■ Work instructions
Copy out all of the material exactly as presented.
• • • •
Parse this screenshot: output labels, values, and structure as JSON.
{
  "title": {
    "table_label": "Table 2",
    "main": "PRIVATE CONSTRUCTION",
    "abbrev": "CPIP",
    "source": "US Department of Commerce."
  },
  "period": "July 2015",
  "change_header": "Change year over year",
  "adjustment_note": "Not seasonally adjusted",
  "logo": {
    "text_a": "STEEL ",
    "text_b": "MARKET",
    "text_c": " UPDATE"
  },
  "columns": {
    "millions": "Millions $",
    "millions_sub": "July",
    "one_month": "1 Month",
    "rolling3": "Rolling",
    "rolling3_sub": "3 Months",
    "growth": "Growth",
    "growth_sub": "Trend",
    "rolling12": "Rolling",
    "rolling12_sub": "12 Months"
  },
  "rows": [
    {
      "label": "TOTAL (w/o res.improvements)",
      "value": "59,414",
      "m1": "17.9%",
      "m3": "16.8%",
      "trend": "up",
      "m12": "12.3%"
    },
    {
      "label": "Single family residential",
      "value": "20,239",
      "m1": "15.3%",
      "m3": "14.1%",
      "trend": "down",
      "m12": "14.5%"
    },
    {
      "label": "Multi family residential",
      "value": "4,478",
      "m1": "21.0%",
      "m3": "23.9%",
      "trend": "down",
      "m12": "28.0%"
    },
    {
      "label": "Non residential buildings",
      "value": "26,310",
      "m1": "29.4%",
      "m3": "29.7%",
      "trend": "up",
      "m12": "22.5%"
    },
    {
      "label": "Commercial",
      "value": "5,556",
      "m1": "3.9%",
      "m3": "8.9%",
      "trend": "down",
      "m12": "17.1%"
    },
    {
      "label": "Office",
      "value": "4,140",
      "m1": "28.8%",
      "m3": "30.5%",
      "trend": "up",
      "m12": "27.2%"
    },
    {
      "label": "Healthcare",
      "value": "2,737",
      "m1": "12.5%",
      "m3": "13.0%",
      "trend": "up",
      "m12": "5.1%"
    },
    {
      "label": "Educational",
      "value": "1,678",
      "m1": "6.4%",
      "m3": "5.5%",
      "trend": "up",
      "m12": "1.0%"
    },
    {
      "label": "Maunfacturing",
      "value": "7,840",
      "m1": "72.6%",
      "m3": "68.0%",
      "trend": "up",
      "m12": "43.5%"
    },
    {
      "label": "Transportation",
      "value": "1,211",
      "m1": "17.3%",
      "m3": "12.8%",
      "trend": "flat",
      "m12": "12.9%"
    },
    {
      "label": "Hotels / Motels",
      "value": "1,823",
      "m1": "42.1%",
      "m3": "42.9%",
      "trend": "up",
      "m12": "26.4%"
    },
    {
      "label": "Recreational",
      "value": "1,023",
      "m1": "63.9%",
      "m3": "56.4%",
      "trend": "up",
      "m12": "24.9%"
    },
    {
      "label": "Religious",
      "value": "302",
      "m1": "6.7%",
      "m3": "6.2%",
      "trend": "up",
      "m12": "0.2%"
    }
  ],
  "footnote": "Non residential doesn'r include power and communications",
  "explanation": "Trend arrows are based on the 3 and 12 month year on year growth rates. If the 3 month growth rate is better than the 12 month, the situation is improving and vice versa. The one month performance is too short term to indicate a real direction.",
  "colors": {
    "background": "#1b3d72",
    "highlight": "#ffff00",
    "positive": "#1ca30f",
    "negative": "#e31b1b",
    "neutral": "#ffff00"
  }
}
• • • •
■ Task output
Parse this screenshot: output labels, values, and structure as JSON.
{
  "title": {
    "table_label": "Table 2",
    "main": "PRIVATE CONSTRUCTION",
    "abbrev": "CPIP",
    "source": "US Department of Commerce."
  },
  "period": "July 2015",
  "change_header": "Change year over year",
  "adjustment_note": "Not seasonally adjusted",
  "logo": {
    "text_a": "STEEL ",
    "text_b": "MARKET",
    "text_c": " UPDATE"
  },
  "columns": {
    "millions": "Millions $",
    "millions_sub": "July",
    "one_month": "1 Month",
    "rolling3": "Rolling",
    "rolling3_sub": "3 Months",
    "growth": "Growth",
    "growth_sub": "Trend",
    "rolling12": "Rolling",
    "rolling12_sub": "12 Months"
  },
  "rows": [
    {
      "label": "TOTAL (w/o res.improvements)",
      "value": "59,414",
      "m1": "17.9%",
      "m3": "16.8%",
      "trend": "up",
      "m12": "12.3%"
    },
    {
      "label": "Single family residential",
      "value": "20,239",
      "m1": "15.3%",
      "m3": "14.1%",
      "trend": "down",
      "m12": "14.5%"
    },
    {
      "label": "Multi family residential",
      "value": "4,478",
      "m1": "21.0%",
      "m3": "23.9%",
      "trend": "down",
      "m12": "28.0%"
    },
    {
      "label": "Non residential buildings",
      "value": "26,310",
      "m1": "29.4%",
      "m3": "29.7%",
      "trend": "up",
      "m12": "22.5%"
    },
    {
      "label": "Commercial",
      "value": "5,556",
      "m1": "3.9%",
      "m3": "8.9%",
      "trend": "down",
      "m12": "17.1%"
    },
    {
      "label": "Office",
      "value": "4,140",
      "m1": "28.8%",
      "m3": "30.5%",
      "trend": "up",
      "m12": "27.2%"
    },
    {
      "label": "Healthcare",
      "value": "2,737",
      "m1": "12.5%",
      "m3": "13.0%",
      "trend": "up",
      "m12": "5.1%"
    },
    {
      "label": "Educational",
      "value": "1,678",
      "m1": "6.4%",
      "m3": "5.5%",
      "trend": "up",
      "m12": "1.0%"
    },
    {
      "label": "Maunfacturing",
      "value": "7,840",
      "m1": "72.6%",
      "m3": "68.0%",
      "trend": "up",
      "m12": "43.5%"
    },
    {
      "label": "Transportation",
      "value": "1,211",
      "m1": "17.3%",
      "m3": "12.8%",
      "trend": "flat",
      "m12": "12.9%"
    },
    {
      "label": "Hotels / Motels",
      "value": "1,823",
      "m1": "42.1%",
      "m3": "42.9%",
      "trend": "up",
      "m12": "26.4%"
    },
    {
      "label": "Recreational",
      "value": "1,023",
      "m1": "63.9%",
      "m3": "56.4%",
      "trend": "up",
      "m12": "24.9%"
    },
    {
      "label": "Religious",
      "value": "302",
      "m1": "6.7%",
      "m3": "6.2%",
      "trend": "up",
      "m12": "0.2%"
    }
  ],
  "footnote": "Non residential doesn'r include power and communications",
  "explanation": "Trend arrows are based on the 3 and 12 month year on year growth rates. If the 3 month growth rate is better than the 12 month, the situation is improving and vice versa. The one month performance is too short term to indicate a real direction.",
  "colors": {
    "background": "#1b3d72",
    "highlight": "#ffff00",
    "positive": "#1ca30f",
    "negative": "#e31b1b",
    "neutral": "#ffff00"
  }
}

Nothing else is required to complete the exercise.